Source records
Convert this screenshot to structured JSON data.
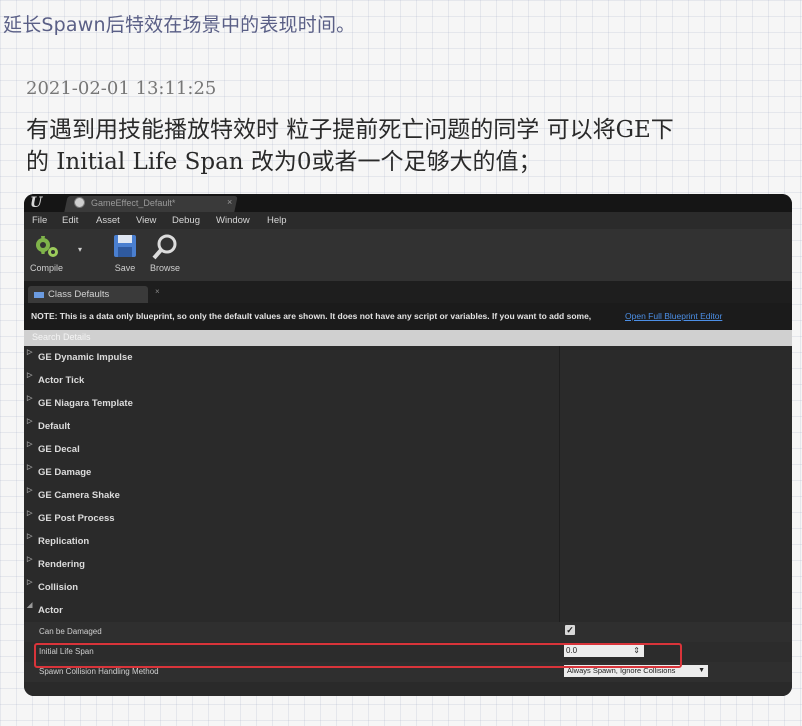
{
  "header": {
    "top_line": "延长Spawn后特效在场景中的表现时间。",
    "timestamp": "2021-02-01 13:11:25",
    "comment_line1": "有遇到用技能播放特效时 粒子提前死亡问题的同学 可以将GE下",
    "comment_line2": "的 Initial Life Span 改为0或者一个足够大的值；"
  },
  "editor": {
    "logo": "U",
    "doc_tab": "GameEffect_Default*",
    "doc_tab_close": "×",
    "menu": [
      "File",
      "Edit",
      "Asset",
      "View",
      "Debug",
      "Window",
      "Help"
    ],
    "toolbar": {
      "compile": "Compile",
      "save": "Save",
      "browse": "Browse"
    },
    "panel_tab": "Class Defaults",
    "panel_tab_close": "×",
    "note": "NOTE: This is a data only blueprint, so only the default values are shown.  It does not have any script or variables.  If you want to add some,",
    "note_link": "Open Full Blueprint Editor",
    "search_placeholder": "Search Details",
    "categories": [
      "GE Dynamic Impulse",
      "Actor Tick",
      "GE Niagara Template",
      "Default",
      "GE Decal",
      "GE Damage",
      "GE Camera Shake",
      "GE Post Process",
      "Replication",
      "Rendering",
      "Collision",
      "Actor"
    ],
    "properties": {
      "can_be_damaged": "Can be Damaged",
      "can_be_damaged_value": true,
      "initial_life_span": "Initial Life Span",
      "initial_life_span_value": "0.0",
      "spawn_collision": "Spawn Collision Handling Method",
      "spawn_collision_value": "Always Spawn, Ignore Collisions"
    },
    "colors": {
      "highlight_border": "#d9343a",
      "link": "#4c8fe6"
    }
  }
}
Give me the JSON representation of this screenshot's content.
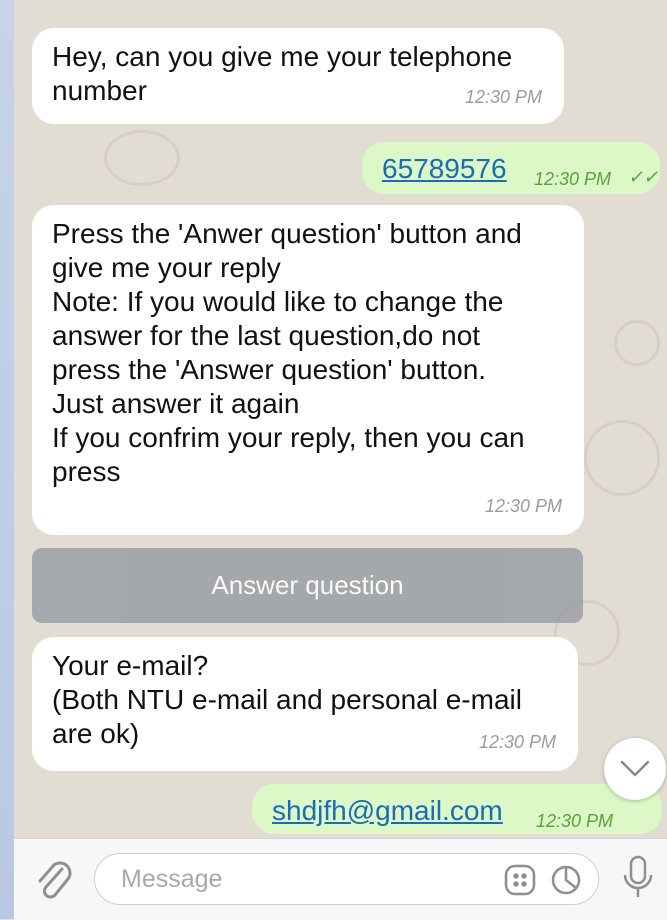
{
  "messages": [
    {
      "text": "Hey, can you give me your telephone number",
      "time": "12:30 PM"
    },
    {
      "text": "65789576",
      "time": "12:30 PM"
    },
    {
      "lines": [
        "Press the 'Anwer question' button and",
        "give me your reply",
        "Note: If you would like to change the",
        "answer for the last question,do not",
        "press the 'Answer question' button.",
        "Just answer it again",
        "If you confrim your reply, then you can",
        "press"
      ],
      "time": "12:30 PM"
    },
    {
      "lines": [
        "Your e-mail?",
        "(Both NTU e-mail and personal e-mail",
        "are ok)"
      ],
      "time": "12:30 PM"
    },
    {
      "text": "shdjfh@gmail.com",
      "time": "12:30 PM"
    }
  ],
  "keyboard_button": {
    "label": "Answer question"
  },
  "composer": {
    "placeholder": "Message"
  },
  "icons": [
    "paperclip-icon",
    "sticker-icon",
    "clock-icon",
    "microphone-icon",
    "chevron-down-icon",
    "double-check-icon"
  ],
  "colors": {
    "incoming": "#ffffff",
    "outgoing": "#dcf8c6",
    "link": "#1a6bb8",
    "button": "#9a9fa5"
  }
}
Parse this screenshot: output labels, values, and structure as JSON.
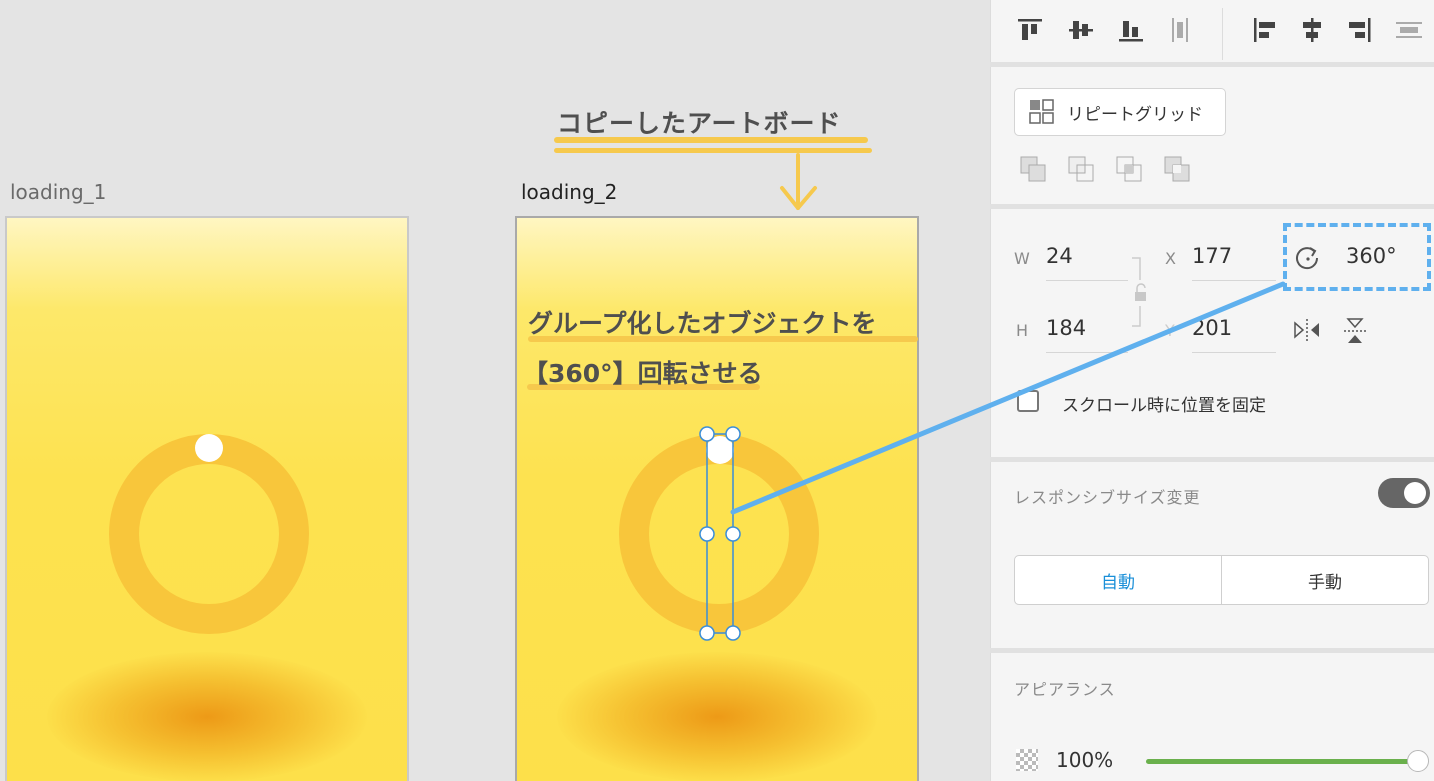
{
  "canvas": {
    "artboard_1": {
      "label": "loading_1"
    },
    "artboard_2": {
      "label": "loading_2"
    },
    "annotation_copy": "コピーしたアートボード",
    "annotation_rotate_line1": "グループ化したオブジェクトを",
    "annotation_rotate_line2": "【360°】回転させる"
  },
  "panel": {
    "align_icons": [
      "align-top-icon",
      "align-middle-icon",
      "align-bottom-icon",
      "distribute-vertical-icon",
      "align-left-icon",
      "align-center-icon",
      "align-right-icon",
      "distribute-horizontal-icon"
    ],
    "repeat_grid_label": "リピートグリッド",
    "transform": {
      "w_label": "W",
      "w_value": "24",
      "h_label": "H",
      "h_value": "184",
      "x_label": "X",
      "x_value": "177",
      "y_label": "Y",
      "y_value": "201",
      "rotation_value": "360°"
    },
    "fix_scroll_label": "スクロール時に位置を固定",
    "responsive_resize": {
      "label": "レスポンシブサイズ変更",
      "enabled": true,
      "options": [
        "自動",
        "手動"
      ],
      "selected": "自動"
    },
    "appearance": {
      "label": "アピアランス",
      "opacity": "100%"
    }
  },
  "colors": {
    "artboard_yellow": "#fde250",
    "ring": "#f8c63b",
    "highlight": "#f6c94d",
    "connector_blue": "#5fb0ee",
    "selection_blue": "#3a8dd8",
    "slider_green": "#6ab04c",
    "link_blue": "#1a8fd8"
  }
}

WHAT THIS TASK INVOLVES: Repeat all the records above exactly, leaving out any pictures.

SOLUTION TO THIS EXERCISE:
Convert this screenshot to structured JSON data.
{
  "header": {
    "top_line": "延长Spawn后特效在场景中的表现时间。",
    "timestamp": "2021-02-01 13:11:25",
    "comment_line1": "有遇到用技能播放特效时 粒子提前死亡问题的同学 可以将GE下",
    "comment_line2": "的 Initial Life Span 改为0或者一个足够大的值；"
  },
  "editor": {
    "logo": "U",
    "doc_tab": "GameEffect_Default*",
    "doc_tab_close": "×",
    "menu": [
      "File",
      "Edit",
      "Asset",
      "View",
      "Debug",
      "Window",
      "Help"
    ],
    "toolbar": {
      "compile": "Compile",
      "save": "Save",
      "browse": "Browse"
    },
    "panel_tab": "Class Defaults",
    "panel_tab_close": "×",
    "note": "NOTE: This is a data only blueprint, so only the default values are shown.  It does not have any script or variables.  If you want to add some,",
    "note_link": "Open Full Blueprint Editor",
    "search_placeholder": "Search Details",
    "categories": [
      "GE Dynamic Impulse",
      "Actor Tick",
      "GE Niagara Template",
      "Default",
      "GE Decal",
      "GE Damage",
      "GE Camera Shake",
      "GE Post Process",
      "Replication",
      "Rendering",
      "Collision",
      "Actor"
    ],
    "properties": {
      "can_be_damaged": "Can be Damaged",
      "can_be_damaged_value": true,
      "initial_life_span": "Initial Life Span",
      "initial_life_span_value": "0.0",
      "spawn_collision": "Spawn Collision Handling Method",
      "spawn_collision_value": "Always Spawn, Ignore Collisions"
    },
    "colors": {
      "highlight_border": "#d9343a",
      "link": "#4c8fe6"
    }
  }
}
Give me the JSON representation of this screenshot's content.
{
  "messages": [
    {
      "text": "Hey, can you give me your telephone number",
      "time": "12:30 PM"
    },
    {
      "text": "65789576",
      "time": "12:30 PM"
    },
    {
      "lines": [
        "Press the 'Anwer question' button and",
        "give me your reply",
        "Note: If you would like to change the",
        "answer for the last question,do not",
        "press the 'Answer question' button.",
        "Just answer it again",
        "If you confrim your reply, then you can",
        "press"
      ],
      "time": "12:30 PM"
    },
    {
      "lines": [
        "Your e-mail?",
        "(Both NTU e-mail and personal e-mail",
        "are ok)"
      ],
      "time": "12:30 PM"
    },
    {
      "text": "shdjfh@gmail.com",
      "time": "12:30 PM"
    }
  ],
  "keyboard_button": {
    "label": "Answer question"
  },
  "composer": {
    "placeholder": "Message"
  },
  "icons": [
    "paperclip-icon",
    "sticker-icon",
    "clock-icon",
    "microphone-icon",
    "chevron-down-icon",
    "double-check-icon"
  ],
  "colors": {
    "incoming": "#ffffff",
    "outgoing": "#dcf8c6",
    "link": "#1a6bb8",
    "button": "#9a9fa5"
  }
}
Parse this screenshot: output labels, values, and structure as JSON.
{
  "canvas": {
    "artboard_1": {
      "label": "loading_1"
    },
    "artboard_2": {
      "label": "loading_2"
    },
    "annotation_copy": "コピーしたアートボード",
    "annotation_rotate_line1": "グループ化したオブジェクトを",
    "annotation_rotate_line2": "【360°】回転させる"
  },
  "panel": {
    "align_icons": [
      "align-top-icon",
      "align-middle-icon",
      "align-bottom-icon",
      "distribute-vertical-icon",
      "align-left-icon",
      "align-center-icon",
      "align-right-icon",
      "distribute-horizontal-icon"
    ],
    "repeat_grid_label": "リピートグリッド",
    "transform": {
      "w_label": "W",
      "w_value": "24",
      "h_label": "H",
      "h_value": "184",
      "x_label": "X",
      "x_value": "177",
      "y_label": "Y",
      "y_value": "201",
      "rotation_value": "360°"
    },
    "fix_scroll_label": "スクロール時に位置を固定",
    "responsive_resize": {
      "label": "レスポンシブサイズ変更",
      "enabled": true,
      "options": [
        "自動",
        "手動"
      ],
      "selected": "自動"
    },
    "appearance": {
      "label": "アピアランス",
      "opacity": "100%"
    }
  },
  "colors": {
    "artboard_yellow": "#fde250",
    "ring": "#f8c63b",
    "highlight": "#f6c94d",
    "connector_blue": "#5fb0ee",
    "selection_blue": "#3a8dd8",
    "slider_green": "#6ab04c",
    "link_blue": "#1a8fd8"
  }
}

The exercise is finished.